---------- GIVEN RECORDS ----------
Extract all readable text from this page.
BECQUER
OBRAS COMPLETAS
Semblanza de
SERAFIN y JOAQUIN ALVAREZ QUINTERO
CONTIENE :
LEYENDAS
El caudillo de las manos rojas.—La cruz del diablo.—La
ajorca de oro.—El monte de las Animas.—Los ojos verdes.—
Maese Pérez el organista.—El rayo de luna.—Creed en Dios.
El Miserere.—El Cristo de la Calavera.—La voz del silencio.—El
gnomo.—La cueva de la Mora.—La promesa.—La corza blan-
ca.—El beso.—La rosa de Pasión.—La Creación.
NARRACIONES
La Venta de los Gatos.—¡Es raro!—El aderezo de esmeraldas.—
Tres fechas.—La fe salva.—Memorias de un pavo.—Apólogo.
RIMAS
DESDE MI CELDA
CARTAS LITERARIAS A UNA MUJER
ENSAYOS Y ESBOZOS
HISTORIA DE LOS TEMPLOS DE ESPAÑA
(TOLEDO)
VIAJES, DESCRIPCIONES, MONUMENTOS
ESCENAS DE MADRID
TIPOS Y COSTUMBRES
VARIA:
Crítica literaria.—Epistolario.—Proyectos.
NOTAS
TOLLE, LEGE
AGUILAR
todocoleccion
----------
Extract the full listing above without altering anything.

ANSWER IN FULL »
Extract all readable text from this page.
BECQUER
OBRAS COMPLETAS
Semblanza de
SERAFIN y JOAQUIN ALVAREZ QUINTERO
CONTIENE :
LEYENDAS
El caudillo de las manos rojas.—La cruz del diablo.—La
ajorca de oro.—El monte de las Animas.—Los ojos verdes.—
Maese Pérez el organista.—El rayo de luna.—Creed en Dios.
El Miserere.—El Cristo de la Calavera.—La voz del silencio.—El
gnomo.—La cueva de la Mora.—La promesa.—La corza blan-
ca.—El beso.—La rosa de Pasión.—La Creación.
NARRACIONES
La Venta de los Gatos.—¡Es raro!—El aderezo de esmeraldas.—
Tres fechas.—La fe salva.—Memorias de un pavo.—Apólogo.
RIMAS
DESDE MI CELDA
CARTAS LITERARIAS A UNA MUJER
ENSAYOS Y ESBOZOS
HISTORIA DE LOS TEMPLOS DE ESPAÑA
(TOLEDO)
VIAJES, DESCRIPCIONES, MONUMENTOS
ESCENAS DE MADRID
TIPOS Y COSTUMBRES
VARIA:
Crítica literaria.—Epistolario.—Proyectos.
NOTAS
TOLLE, LEGE
AGUILAR
todocoleccion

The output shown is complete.